(Stored data)
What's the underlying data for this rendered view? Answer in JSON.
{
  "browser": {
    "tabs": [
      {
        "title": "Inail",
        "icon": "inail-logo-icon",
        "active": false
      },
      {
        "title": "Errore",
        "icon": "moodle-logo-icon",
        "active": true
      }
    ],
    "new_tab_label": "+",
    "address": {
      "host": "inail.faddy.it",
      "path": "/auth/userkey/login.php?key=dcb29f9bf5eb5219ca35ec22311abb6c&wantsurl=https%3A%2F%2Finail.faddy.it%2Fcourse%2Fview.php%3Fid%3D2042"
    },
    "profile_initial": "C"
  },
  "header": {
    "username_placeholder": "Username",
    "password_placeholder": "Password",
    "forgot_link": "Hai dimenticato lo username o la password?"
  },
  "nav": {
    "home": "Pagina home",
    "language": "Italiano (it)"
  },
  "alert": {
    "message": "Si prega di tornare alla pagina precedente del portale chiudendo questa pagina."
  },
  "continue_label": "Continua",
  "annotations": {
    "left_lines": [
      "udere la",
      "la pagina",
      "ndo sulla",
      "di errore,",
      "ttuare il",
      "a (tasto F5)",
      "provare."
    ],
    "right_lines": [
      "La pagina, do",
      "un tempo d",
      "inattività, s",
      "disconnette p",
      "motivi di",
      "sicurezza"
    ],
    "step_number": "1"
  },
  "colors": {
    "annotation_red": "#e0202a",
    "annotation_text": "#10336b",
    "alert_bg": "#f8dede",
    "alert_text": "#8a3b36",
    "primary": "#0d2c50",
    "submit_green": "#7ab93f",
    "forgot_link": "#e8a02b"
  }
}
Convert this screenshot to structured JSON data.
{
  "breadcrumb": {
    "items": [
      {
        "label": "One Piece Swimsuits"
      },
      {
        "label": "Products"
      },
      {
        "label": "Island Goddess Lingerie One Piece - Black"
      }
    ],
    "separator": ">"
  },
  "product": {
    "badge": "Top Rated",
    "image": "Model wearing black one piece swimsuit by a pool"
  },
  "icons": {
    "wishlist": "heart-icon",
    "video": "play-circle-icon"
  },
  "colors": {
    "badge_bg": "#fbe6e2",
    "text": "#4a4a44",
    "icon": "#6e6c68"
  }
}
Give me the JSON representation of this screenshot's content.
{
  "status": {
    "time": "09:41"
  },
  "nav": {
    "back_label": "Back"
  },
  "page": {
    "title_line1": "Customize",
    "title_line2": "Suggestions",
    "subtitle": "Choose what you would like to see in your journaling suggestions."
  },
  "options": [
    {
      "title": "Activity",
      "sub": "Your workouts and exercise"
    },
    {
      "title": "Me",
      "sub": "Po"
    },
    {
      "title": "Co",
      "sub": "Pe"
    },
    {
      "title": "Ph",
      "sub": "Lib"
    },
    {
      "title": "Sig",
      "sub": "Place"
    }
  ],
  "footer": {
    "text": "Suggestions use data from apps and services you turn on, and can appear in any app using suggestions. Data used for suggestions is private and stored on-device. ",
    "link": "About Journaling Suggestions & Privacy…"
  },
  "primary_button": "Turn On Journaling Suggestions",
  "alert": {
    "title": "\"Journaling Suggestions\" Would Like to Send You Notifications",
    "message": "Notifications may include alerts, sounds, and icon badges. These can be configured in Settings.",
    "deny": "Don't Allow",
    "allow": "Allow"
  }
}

AIM:
Your task is to output the full set of records exactly as presented.

CORRECT ANSWER:
What's the underlying data for this rendered view? Answer in JSON.
{
  "browser": {
    "tabs": [
      {
        "title": "Inail",
        "icon": "inail-logo-icon",
        "active": false
      },
      {
        "title": "Errore",
        "icon": "moodle-logo-icon",
        "active": true
      }
    ],
    "new_tab_label": "+",
    "address": {
      "host": "inail.faddy.it",
      "path": "/auth/userkey/login.php?key=dcb29f9bf5eb5219ca35ec22311abb6c&wantsurl=https%3A%2F%2Finail.faddy.it%2Fcourse%2Fview.php%3Fid%3D2042"
    },
    "profile_initial": "C"
  },
  "header": {
    "username_placeholder": "Username",
    "password_placeholder": "Password",
    "forgot_link": "Hai dimenticato lo username o la password?"
  },
  "nav": {
    "home": "Pagina home",
    "language": "Italiano (it)"
  },
  "alert": {
    "message": "Si prega di tornare alla pagina precedente del portale chiudendo questa pagina."
  },
  "continue_label": "Continua",
  "annotations": {
    "left_lines": [
      "udere la",
      "la pagina",
      "ndo sulla",
      "di errore,",
      "ttuare il",
      "a (tasto F5)",
      "provare."
    ],
    "right_lines": [
      "La pagina, do",
      "un tempo d",
      "inattività, s",
      "disconnette p",
      "motivi di",
      "sicurezza"
    ],
    "step_number": "1"
  },
  "colors": {
    "annotation_red": "#e0202a",
    "annotation_text": "#10336b",
    "alert_bg": "#f8dede",
    "alert_text": "#8a3b36",
    "primary": "#0d2c50",
    "submit_green": "#7ab93f",
    "forgot_link": "#e8a02b"
  }
}
Convert this screenshot to structured JSON data.
{
  "breadcrumb": {
    "items": [
      {
        "label": "One Piece Swimsuits"
      },
      {
        "label": "Products"
      },
      {
        "label": "Island Goddess Lingerie One Piece - Black"
      }
    ],
    "separator": ">"
  },
  "product": {
    "badge": "Top Rated",
    "image": "Model wearing black one piece swimsuit by a pool"
  },
  "icons": {
    "wishlist": "heart-icon",
    "video": "play-circle-icon"
  },
  "colors": {
    "badge_bg": "#fbe6e2",
    "text": "#4a4a44",
    "icon": "#6e6c68"
  }
}
Give me the JSON representation of this screenshot's content.
{
  "status": {
    "time": "09:41"
  },
  "nav": {
    "back_label": "Back"
  },
  "page": {
    "title_line1": "Customize",
    "title_line2": "Suggestions",
    "subtitle": "Choose what you would like to see in your journaling suggestions."
  },
  "options": [
    {
      "title": "Activity",
      "sub": "Your workouts and exercise"
    },
    {
      "title": "Me",
      "sub": "Po"
    },
    {
      "title": "Co",
      "sub": "Pe"
    },
    {
      "title": "Ph",
      "sub": "Lib"
    },
    {
      "title": "Sig",
      "sub": "Place"
    }
  ],
  "footer": {
    "text": "Suggestions use data from apps and services you turn on, and can appear in any app using suggestions. Data used for suggestions is private and stored on-device. ",
    "link": "About Journaling Suggestions & Privacy…"
  },
  "primary_button": "Turn On Journaling Suggestions",
  "alert": {
    "title": "\"Journaling Suggestions\" Would Like to Send You Notifications",
    "message": "Notifications may include alerts, sounds, and icon badges. These can be configured in Settings.",
    "deny": "Don't Allow",
    "allow": "Allow"
  }
}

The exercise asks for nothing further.